* What you have to do
Do any lines in the data below contain "highlighted"? If so, copy every one of them.

____

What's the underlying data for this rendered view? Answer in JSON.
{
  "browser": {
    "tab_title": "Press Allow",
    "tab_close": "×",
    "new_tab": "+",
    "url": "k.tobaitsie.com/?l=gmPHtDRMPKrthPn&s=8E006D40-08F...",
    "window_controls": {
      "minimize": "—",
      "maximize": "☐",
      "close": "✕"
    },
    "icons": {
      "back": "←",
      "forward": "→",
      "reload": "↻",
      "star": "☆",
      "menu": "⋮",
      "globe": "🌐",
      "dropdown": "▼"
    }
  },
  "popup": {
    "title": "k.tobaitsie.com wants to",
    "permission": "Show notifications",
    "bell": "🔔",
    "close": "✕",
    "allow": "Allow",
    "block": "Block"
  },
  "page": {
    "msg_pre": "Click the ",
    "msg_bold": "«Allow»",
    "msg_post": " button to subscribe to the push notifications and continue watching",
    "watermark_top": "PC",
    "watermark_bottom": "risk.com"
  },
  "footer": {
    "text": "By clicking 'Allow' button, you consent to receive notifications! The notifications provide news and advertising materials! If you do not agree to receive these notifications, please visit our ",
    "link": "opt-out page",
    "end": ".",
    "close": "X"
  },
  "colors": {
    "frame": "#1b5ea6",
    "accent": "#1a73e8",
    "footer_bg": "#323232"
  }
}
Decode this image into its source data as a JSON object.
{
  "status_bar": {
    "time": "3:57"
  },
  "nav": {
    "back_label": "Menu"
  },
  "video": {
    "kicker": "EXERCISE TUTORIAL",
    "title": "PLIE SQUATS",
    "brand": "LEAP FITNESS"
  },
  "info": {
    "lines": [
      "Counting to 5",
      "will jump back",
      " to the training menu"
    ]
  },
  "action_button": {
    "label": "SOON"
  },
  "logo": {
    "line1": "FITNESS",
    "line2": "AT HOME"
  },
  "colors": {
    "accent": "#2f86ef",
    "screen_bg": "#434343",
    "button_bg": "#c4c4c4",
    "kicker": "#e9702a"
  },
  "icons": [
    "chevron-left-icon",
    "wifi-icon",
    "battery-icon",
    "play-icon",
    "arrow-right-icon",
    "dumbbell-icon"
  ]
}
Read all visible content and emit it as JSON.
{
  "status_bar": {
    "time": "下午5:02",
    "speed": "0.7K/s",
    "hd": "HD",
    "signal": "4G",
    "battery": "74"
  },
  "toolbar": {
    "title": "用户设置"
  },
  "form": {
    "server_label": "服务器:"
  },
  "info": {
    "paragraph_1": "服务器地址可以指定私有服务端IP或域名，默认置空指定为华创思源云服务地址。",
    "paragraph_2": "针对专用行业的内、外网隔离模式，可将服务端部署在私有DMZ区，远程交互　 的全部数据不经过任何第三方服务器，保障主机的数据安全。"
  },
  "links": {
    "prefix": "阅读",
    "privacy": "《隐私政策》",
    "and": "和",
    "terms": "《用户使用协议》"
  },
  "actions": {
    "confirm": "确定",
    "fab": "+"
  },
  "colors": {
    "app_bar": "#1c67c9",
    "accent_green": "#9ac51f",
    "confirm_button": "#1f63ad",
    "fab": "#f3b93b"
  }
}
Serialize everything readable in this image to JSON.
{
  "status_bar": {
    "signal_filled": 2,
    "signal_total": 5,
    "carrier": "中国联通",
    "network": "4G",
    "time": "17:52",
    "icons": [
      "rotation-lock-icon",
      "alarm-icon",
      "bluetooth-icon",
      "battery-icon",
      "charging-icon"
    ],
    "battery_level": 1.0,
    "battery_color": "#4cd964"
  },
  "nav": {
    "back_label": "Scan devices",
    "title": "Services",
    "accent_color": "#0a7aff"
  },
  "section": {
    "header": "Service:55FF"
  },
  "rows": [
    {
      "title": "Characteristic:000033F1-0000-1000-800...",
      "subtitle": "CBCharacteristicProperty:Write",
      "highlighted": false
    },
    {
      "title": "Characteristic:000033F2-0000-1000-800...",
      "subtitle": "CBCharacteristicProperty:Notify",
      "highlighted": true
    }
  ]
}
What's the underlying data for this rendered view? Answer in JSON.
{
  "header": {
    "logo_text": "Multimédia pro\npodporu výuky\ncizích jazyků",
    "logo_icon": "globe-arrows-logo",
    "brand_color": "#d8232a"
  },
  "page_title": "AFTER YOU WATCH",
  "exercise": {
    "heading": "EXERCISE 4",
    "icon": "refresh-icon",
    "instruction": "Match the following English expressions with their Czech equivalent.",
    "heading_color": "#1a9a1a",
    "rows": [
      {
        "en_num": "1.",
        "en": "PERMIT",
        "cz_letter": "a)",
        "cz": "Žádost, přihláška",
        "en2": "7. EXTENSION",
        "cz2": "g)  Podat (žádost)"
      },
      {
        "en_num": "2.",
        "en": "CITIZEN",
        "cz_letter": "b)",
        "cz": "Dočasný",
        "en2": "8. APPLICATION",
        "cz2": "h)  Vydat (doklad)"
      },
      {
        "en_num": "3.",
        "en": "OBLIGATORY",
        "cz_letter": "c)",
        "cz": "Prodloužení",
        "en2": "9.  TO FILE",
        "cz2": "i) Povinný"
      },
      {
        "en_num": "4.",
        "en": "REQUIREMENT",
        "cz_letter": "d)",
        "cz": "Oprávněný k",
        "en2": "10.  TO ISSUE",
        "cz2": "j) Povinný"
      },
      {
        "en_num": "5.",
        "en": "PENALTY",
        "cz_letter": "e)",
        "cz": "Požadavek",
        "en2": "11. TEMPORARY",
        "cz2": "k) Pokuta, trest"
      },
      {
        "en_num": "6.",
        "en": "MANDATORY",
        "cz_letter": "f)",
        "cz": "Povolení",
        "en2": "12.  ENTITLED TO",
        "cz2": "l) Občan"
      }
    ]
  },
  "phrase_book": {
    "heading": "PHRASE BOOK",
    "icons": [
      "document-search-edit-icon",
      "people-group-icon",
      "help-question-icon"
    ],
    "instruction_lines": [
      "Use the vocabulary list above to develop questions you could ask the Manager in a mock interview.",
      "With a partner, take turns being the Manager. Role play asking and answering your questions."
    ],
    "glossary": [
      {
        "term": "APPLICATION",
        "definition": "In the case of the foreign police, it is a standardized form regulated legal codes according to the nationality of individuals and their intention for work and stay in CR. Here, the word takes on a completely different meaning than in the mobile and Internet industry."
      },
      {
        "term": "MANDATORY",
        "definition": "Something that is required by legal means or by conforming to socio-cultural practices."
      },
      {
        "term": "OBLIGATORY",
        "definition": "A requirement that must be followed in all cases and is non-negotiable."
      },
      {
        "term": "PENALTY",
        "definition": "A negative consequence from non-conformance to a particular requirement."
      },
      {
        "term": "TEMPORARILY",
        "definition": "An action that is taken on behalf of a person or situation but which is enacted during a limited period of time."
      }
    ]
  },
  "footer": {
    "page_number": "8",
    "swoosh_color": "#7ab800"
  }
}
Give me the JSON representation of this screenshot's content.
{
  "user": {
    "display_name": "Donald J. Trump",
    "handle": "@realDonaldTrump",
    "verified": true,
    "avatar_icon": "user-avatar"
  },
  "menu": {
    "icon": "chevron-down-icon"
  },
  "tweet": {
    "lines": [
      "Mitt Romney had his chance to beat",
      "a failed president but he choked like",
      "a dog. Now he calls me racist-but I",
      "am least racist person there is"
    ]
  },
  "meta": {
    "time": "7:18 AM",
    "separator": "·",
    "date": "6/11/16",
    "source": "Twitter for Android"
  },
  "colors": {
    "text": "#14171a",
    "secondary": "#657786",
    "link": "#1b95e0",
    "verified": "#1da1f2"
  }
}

____

* Reply
      "highlighted": false
      "highlighted": true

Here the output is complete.